_INPUT RECORDS_
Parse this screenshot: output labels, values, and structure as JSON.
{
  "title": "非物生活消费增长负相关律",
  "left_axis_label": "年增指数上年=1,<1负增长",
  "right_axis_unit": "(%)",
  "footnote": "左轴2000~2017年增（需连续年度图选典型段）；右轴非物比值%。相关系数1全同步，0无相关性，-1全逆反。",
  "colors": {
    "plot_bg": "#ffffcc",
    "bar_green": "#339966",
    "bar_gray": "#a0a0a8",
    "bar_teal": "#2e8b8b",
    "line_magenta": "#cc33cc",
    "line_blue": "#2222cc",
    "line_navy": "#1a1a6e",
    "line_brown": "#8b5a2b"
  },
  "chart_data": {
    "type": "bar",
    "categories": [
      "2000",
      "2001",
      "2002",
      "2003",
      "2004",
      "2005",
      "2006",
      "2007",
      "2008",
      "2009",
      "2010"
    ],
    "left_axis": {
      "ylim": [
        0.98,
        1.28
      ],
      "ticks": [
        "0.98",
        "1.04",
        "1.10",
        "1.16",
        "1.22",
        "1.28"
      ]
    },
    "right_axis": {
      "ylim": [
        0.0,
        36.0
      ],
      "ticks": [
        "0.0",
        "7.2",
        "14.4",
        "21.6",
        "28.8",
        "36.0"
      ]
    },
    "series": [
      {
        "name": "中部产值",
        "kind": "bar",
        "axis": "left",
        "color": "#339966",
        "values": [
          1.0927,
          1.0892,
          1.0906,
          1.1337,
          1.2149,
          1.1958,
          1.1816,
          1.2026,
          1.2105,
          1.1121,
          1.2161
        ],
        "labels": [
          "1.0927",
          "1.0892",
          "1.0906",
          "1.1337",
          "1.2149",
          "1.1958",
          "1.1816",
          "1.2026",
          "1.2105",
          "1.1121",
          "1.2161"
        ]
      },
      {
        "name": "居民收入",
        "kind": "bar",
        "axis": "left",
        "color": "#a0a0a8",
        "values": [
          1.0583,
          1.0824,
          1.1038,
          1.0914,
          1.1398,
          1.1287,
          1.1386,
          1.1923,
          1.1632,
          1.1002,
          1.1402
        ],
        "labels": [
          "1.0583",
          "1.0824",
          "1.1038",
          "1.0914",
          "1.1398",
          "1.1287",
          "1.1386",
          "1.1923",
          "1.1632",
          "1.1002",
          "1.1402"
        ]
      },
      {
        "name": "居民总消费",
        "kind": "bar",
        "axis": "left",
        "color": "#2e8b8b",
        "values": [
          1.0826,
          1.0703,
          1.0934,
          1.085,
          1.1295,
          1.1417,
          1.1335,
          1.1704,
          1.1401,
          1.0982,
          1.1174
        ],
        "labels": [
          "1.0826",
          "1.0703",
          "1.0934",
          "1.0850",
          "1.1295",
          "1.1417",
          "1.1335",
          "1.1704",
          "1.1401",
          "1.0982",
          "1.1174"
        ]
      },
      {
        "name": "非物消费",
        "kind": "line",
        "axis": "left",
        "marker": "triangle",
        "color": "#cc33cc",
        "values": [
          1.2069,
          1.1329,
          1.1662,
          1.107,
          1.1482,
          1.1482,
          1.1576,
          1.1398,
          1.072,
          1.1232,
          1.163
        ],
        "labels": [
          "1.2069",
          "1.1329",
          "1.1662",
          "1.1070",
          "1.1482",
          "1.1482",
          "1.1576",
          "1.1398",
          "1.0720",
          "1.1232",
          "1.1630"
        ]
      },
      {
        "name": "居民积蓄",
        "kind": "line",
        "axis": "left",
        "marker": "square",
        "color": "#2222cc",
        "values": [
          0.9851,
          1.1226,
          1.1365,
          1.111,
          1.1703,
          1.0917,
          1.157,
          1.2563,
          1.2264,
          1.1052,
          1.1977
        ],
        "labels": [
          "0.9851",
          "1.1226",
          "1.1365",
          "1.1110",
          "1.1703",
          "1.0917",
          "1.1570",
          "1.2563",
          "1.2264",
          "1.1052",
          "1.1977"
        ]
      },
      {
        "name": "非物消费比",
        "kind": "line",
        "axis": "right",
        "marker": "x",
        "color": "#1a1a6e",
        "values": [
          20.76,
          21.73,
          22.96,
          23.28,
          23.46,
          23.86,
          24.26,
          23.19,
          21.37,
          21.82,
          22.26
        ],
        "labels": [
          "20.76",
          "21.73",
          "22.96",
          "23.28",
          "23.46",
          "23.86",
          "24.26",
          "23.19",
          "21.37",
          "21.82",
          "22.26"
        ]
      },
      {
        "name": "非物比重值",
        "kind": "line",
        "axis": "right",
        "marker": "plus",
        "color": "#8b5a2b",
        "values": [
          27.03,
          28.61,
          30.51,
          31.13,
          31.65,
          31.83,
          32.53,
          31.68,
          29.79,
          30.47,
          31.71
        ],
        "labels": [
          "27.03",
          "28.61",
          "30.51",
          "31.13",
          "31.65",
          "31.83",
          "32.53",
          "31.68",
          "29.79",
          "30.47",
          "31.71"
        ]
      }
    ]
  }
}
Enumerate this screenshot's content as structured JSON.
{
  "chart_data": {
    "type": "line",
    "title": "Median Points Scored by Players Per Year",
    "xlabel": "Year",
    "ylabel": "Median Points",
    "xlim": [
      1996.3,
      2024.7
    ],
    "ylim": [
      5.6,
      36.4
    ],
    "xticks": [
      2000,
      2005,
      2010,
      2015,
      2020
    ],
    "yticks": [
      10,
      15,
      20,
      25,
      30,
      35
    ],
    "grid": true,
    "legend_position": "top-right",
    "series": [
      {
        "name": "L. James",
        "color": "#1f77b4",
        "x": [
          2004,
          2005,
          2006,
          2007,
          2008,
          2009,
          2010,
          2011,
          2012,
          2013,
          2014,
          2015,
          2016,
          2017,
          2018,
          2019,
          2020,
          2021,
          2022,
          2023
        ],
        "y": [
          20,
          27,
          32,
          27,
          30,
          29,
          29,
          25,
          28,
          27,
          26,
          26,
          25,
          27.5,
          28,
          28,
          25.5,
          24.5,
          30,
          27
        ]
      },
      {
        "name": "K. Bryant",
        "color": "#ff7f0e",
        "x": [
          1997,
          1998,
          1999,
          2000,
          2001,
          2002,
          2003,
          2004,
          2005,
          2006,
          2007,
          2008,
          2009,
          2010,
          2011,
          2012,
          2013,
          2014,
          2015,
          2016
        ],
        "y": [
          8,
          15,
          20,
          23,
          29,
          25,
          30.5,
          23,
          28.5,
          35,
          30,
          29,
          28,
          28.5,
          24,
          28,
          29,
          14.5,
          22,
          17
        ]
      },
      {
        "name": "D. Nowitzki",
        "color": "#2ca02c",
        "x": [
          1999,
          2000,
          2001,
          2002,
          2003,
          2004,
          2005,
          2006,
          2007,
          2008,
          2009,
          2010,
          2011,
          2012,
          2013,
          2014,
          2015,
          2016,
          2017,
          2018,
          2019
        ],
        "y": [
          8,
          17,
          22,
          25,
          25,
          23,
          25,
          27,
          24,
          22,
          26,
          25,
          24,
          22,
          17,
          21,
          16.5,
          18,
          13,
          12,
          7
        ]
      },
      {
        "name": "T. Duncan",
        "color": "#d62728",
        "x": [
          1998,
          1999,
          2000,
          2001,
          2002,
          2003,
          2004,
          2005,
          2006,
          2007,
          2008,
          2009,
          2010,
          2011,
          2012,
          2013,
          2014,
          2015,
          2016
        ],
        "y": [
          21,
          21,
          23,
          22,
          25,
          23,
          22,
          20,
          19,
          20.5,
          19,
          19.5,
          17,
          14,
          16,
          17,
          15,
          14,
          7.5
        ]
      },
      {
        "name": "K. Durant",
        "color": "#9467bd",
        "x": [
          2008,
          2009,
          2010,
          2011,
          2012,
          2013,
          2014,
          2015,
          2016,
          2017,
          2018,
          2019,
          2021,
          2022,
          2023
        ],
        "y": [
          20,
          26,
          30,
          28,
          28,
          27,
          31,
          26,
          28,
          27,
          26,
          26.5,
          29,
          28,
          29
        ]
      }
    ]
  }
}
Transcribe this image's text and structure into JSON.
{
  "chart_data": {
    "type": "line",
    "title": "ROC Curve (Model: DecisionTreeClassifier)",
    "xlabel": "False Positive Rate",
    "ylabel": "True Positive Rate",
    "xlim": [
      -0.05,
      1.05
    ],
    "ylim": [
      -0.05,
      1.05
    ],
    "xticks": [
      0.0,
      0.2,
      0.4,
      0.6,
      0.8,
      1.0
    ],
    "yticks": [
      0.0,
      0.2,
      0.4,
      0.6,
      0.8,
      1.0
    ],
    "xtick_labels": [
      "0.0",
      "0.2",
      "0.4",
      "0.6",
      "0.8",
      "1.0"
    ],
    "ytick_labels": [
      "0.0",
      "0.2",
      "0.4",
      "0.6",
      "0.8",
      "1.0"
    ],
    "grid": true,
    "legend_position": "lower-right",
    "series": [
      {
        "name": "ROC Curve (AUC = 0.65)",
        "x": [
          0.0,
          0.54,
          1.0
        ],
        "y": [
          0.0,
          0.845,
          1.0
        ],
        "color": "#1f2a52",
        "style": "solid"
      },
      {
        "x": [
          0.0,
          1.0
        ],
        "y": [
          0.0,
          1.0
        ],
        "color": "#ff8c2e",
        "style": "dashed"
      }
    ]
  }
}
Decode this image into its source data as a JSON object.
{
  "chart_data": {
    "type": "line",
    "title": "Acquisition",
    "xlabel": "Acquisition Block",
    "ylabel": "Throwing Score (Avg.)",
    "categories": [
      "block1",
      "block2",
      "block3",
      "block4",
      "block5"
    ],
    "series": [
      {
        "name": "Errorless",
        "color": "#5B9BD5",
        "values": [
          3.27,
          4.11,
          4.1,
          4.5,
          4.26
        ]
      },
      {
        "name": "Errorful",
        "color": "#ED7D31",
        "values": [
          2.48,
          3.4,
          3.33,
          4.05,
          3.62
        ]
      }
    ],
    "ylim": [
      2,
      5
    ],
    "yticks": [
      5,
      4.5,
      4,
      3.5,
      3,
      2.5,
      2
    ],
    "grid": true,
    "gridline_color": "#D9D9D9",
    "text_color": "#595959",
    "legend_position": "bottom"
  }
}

_DIRECTIVE_
Search the data above for the string "Positive" and return every line that has it.

_WRITTEN SOLUTION_
    "xlabel": "False Positive Rate",
    "ylabel": "True Positive Rate",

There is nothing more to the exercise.